===== Data for this task =====
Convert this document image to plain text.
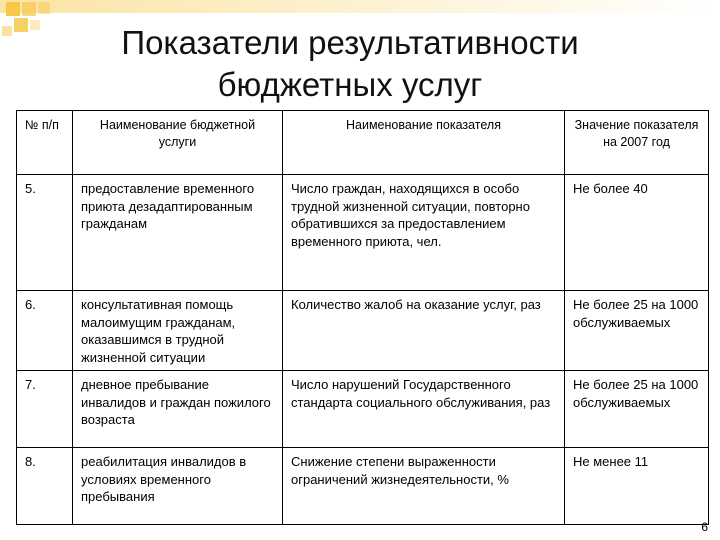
Показатели результативности
бюджетных услуг
№ п/п	Наименование бюджетной услуги	Наименование показателя	Значение показателя на 2007 год
5.	предоставление временного приюта дезадаптированным гражданам	Число граждан, находящихся в особо трудной жизненной ситуации, повторно обратившихся за предоставлением временного приюта, чел.	Не более 40
6.	консультативная помощь малоимущим гражданам, оказавшимся в трудной жизненной ситуации	Количество жалоб на оказание услуг, раз	Не более 25 на 1000 обслуживаемых
7.	дневное пребывание инвалидов и граждан пожилого возраста	Число нарушений Государственного стандарта социального обслуживания, раз	Не более 25 на 1000 обслуживаемых
8.	реабилитация инвалидов в условиях временного пребывания	Снижение степени выраженности ограничений жизнедеятельности, %	Не менее 11
6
=====
[Aim] Out of the preceding entries, pull every line containing the string "инвалидов".

[Result for this task]
7.	дневное пребывание инвалидов и граждан пожилого возраста	Число нарушений Государственного стандарта социального обслуживания, раз	Не более 25 на 1000 обслуживаемых
8.	реабилитация инвалидов в условиях временного пребывания	Снижение степени выраженности ограничений жизнедеятельности, %	Не менее 11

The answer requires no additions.